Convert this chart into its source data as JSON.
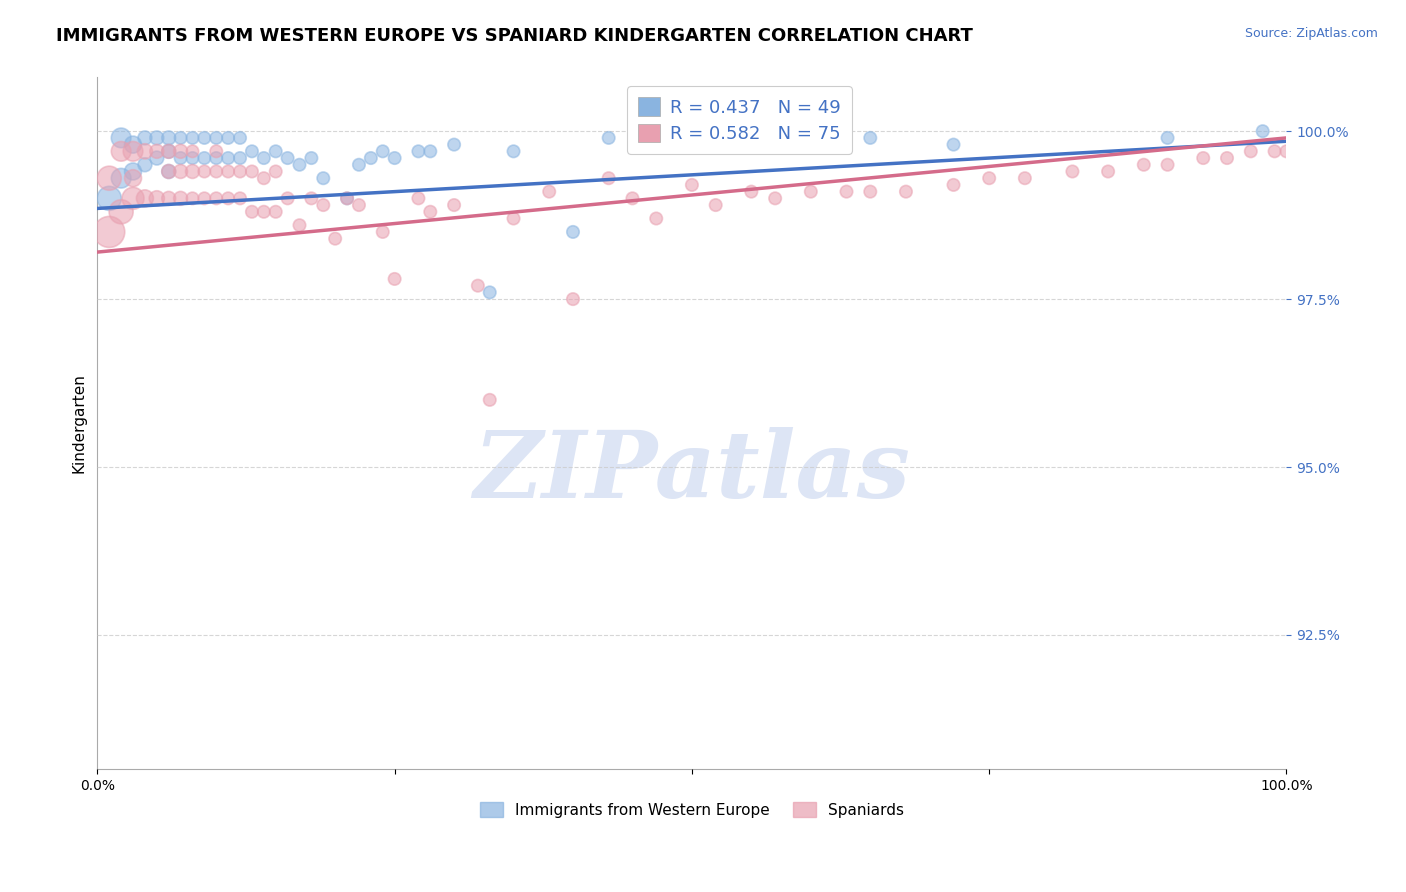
{
  "title": "IMMIGRANTS FROM WESTERN EUROPE VS SPANIARD KINDERGARTEN CORRELATION CHART",
  "source_text": "Source: ZipAtlas.com",
  "ylabel": "Kindergarten",
  "legend_labels": [
    "Immigrants from Western Europe",
    "Spaniards"
  ],
  "blue_color": "#8ab4e0",
  "pink_color": "#e8a0b0",
  "blue_line_color": "#4472c4",
  "pink_line_color": "#d46b8a",
  "axis_label_color": "#4472c4",
  "R_blue": 0.437,
  "N_blue": 49,
  "R_pink": 0.582,
  "N_pink": 75,
  "xlim": [
    0.0,
    1.0
  ],
  "ylim": [
    0.905,
    1.008
  ],
  "yticks": [
    0.925,
    0.95,
    0.975,
    1.0
  ],
  "ytick_labels": [
    "92.5%",
    "95.0%",
    "97.5%",
    "100.0%"
  ],
  "background_color": "#ffffff",
  "blue_scatter_x": [
    0.01,
    0.02,
    0.02,
    0.03,
    0.03,
    0.04,
    0.04,
    0.05,
    0.05,
    0.06,
    0.06,
    0.06,
    0.07,
    0.07,
    0.08,
    0.08,
    0.09,
    0.09,
    0.1,
    0.1,
    0.11,
    0.11,
    0.12,
    0.12,
    0.13,
    0.14,
    0.15,
    0.16,
    0.17,
    0.18,
    0.19,
    0.21,
    0.22,
    0.23,
    0.24,
    0.25,
    0.27,
    0.28,
    0.3,
    0.33,
    0.35,
    0.4,
    0.43,
    0.5,
    0.55,
    0.65,
    0.72,
    0.9,
    0.98
  ],
  "blue_scatter_y": [
    0.99,
    0.999,
    0.993,
    0.998,
    0.994,
    0.999,
    0.995,
    0.999,
    0.996,
    0.999,
    0.997,
    0.994,
    0.999,
    0.996,
    0.999,
    0.996,
    0.999,
    0.996,
    0.999,
    0.996,
    0.999,
    0.996,
    0.999,
    0.996,
    0.997,
    0.996,
    0.997,
    0.996,
    0.995,
    0.996,
    0.993,
    0.99,
    0.995,
    0.996,
    0.997,
    0.996,
    0.997,
    0.997,
    0.998,
    0.976,
    0.997,
    0.985,
    0.999,
    0.998,
    0.998,
    0.999,
    0.998,
    0.999,
    1.0
  ],
  "blue_scatter_sizes": [
    300,
    200,
    200,
    150,
    150,
    100,
    100,
    100,
    100,
    100,
    100,
    100,
    80,
    80,
    80,
    80,
    80,
    80,
    80,
    80,
    80,
    80,
    80,
    80,
    80,
    80,
    80,
    80,
    80,
    80,
    80,
    80,
    80,
    80,
    80,
    80,
    80,
    80,
    80,
    80,
    80,
    80,
    80,
    80,
    80,
    80,
    80,
    80,
    80
  ],
  "pink_scatter_x": [
    0.01,
    0.01,
    0.02,
    0.02,
    0.03,
    0.03,
    0.03,
    0.04,
    0.04,
    0.05,
    0.05,
    0.06,
    0.06,
    0.06,
    0.07,
    0.07,
    0.07,
    0.08,
    0.08,
    0.08,
    0.09,
    0.09,
    0.1,
    0.1,
    0.1,
    0.11,
    0.11,
    0.12,
    0.12,
    0.13,
    0.13,
    0.14,
    0.14,
    0.15,
    0.15,
    0.16,
    0.17,
    0.18,
    0.19,
    0.2,
    0.21,
    0.22,
    0.24,
    0.25,
    0.27,
    0.28,
    0.3,
    0.32,
    0.33,
    0.35,
    0.38,
    0.4,
    0.43,
    0.45,
    0.47,
    0.5,
    0.52,
    0.55,
    0.57,
    0.6,
    0.63,
    0.65,
    0.68,
    0.72,
    0.75,
    0.78,
    0.82,
    0.85,
    0.88,
    0.9,
    0.93,
    0.95,
    0.97,
    0.99,
    1.0
  ],
  "pink_scatter_y": [
    0.985,
    0.993,
    0.988,
    0.997,
    0.99,
    0.997,
    0.993,
    0.99,
    0.997,
    0.99,
    0.997,
    0.994,
    0.99,
    0.997,
    0.994,
    0.99,
    0.997,
    0.994,
    0.99,
    0.997,
    0.994,
    0.99,
    0.994,
    0.99,
    0.997,
    0.994,
    0.99,
    0.994,
    0.99,
    0.994,
    0.988,
    0.993,
    0.988,
    0.994,
    0.988,
    0.99,
    0.986,
    0.99,
    0.989,
    0.984,
    0.99,
    0.989,
    0.985,
    0.978,
    0.99,
    0.988,
    0.989,
    0.977,
    0.96,
    0.987,
    0.991,
    0.975,
    0.993,
    0.99,
    0.987,
    0.992,
    0.989,
    0.991,
    0.99,
    0.991,
    0.991,
    0.991,
    0.991,
    0.992,
    0.993,
    0.993,
    0.994,
    0.994,
    0.995,
    0.995,
    0.996,
    0.996,
    0.997,
    0.997,
    0.997
  ],
  "pink_scatter_sizes": [
    500,
    300,
    300,
    200,
    250,
    200,
    150,
    150,
    120,
    120,
    100,
    100,
    100,
    100,
    100,
    100,
    100,
    100,
    80,
    80,
    80,
    80,
    80,
    80,
    80,
    80,
    80,
    80,
    80,
    80,
    80,
    80,
    80,
    80,
    80,
    80,
    80,
    80,
    80,
    80,
    80,
    80,
    80,
    80,
    80,
    80,
    80,
    80,
    80,
    80,
    80,
    80,
    80,
    80,
    80,
    80,
    80,
    80,
    80,
    80,
    80,
    80,
    80,
    80,
    80,
    80,
    80,
    80,
    80,
    80,
    80,
    80,
    80,
    80,
    80
  ],
  "watermark_text": "ZIPatlas",
  "watermark_color": "#dde5f5",
  "title_fontsize": 13,
  "axis_label_fontsize": 11,
  "tick_fontsize": 10,
  "legend_text_color": "#4472c4"
}
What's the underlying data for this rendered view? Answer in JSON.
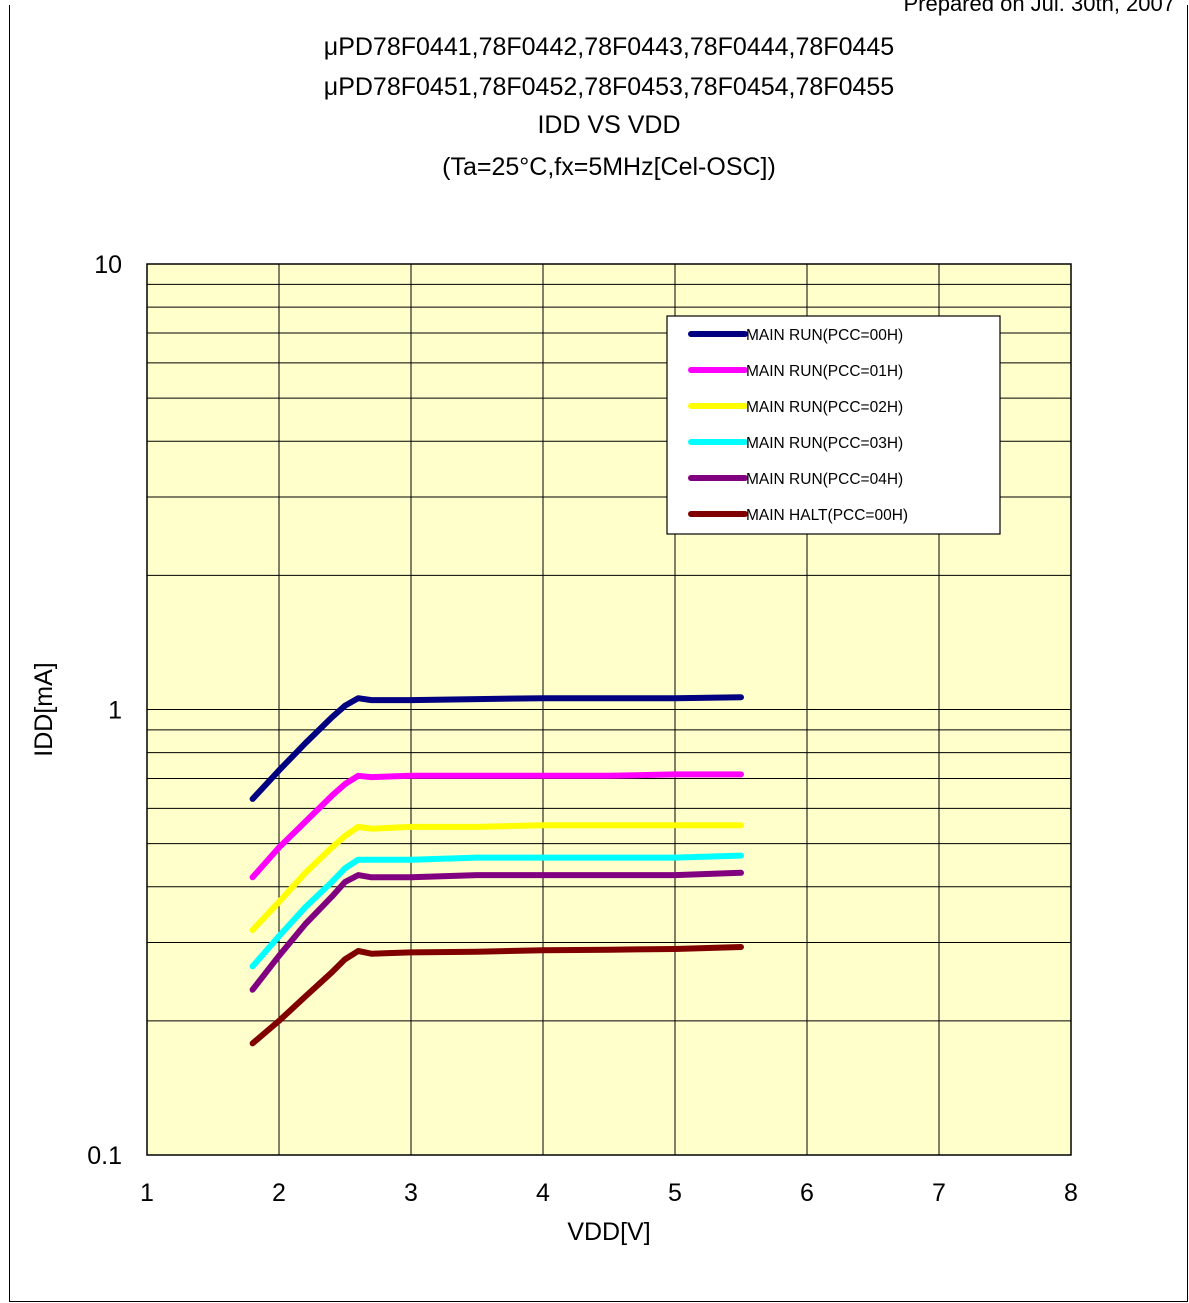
{
  "header": {
    "prepared_note": "Prepared on Jul. 30th, 2007"
  },
  "chart_data": {
    "type": "line",
    "title_lines": [
      "μPD78F0441,78F0442,78F0443,78F0444,78F0445",
      "μPD78F0451,78F0452,78F0453,78F0454,78F0455",
      "IDD VS VDD",
      "(Ta=25°C,fx=5MHz[Cel-OSC])"
    ],
    "xlabel": "VDD[V]",
    "ylabel": "IDD[mA]",
    "xlim": [
      1,
      8
    ],
    "ylim": [
      0.1,
      10
    ],
    "yscale": "log",
    "x_ticks": [
      "1",
      "2",
      "3",
      "4",
      "5",
      "6",
      "7",
      "8"
    ],
    "y_ticks": [
      {
        "value": 10,
        "label": "10"
      },
      {
        "value": 1,
        "label": "1"
      },
      {
        "value": 0.1,
        "label": "0.1"
      }
    ],
    "grid": true,
    "plot_background": "#ffffcc",
    "legend_position": "top-right",
    "series": [
      {
        "name": "MAIN RUN(PCC=00H)",
        "color": "#000080",
        "x": [
          1.8,
          2.0,
          2.2,
          2.4,
          2.5,
          2.6,
          2.7,
          3.0,
          3.5,
          4.0,
          4.5,
          5.0,
          5.5
        ],
        "y": [
          0.63,
          0.73,
          0.84,
          0.96,
          1.02,
          1.06,
          1.05,
          1.05,
          1.055,
          1.06,
          1.06,
          1.06,
          1.065
        ]
      },
      {
        "name": "MAIN RUN(PCC=01H)",
        "color": "#ff00ff",
        "x": [
          1.8,
          2.0,
          2.2,
          2.4,
          2.5,
          2.6,
          2.7,
          3.0,
          3.5,
          4.0,
          4.5,
          5.0,
          5.5
        ],
        "y": [
          0.42,
          0.49,
          0.56,
          0.64,
          0.68,
          0.71,
          0.705,
          0.71,
          0.71,
          0.71,
          0.71,
          0.715,
          0.715
        ]
      },
      {
        "name": "MAIN RUN(PCC=02H)",
        "color": "#ffff00",
        "x": [
          1.8,
          2.0,
          2.2,
          2.4,
          2.5,
          2.6,
          2.7,
          3.0,
          3.5,
          4.0,
          4.5,
          5.0,
          5.5
        ],
        "y": [
          0.32,
          0.37,
          0.43,
          0.49,
          0.52,
          0.545,
          0.54,
          0.545,
          0.545,
          0.55,
          0.55,
          0.55,
          0.55
        ]
      },
      {
        "name": "MAIN RUN(PCC=03H)",
        "color": "#00ffff",
        "x": [
          1.8,
          2.0,
          2.2,
          2.4,
          2.5,
          2.6,
          2.7,
          3.0,
          3.5,
          4.0,
          4.5,
          5.0,
          5.5
        ],
        "y": [
          0.265,
          0.31,
          0.36,
          0.41,
          0.44,
          0.46,
          0.46,
          0.46,
          0.465,
          0.465,
          0.465,
          0.465,
          0.47
        ]
      },
      {
        "name": "MAIN RUN(PCC=04H)",
        "color": "#800080",
        "x": [
          1.8,
          2.0,
          2.2,
          2.4,
          2.5,
          2.6,
          2.7,
          3.0,
          3.5,
          4.0,
          4.5,
          5.0,
          5.5
        ],
        "y": [
          0.235,
          0.28,
          0.33,
          0.38,
          0.41,
          0.425,
          0.42,
          0.42,
          0.425,
          0.425,
          0.425,
          0.425,
          0.43
        ]
      },
      {
        "name": "MAIN HALT(PCC=00H)",
        "color": "#800000",
        "x": [
          1.8,
          2.0,
          2.2,
          2.4,
          2.5,
          2.6,
          2.7,
          3.0,
          3.5,
          4.0,
          4.5,
          5.0,
          5.5
        ],
        "y": [
          0.178,
          0.2,
          0.227,
          0.257,
          0.275,
          0.287,
          0.283,
          0.285,
          0.286,
          0.288,
          0.289,
          0.29,
          0.293
        ]
      }
    ]
  }
}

::::::::

§ What is required
Which lines of the material contain the string "this"? List each of them.

§ Response
Convert this chart into its source data as JSON.
What's the underlying data for this rendered view? Answer in JSON.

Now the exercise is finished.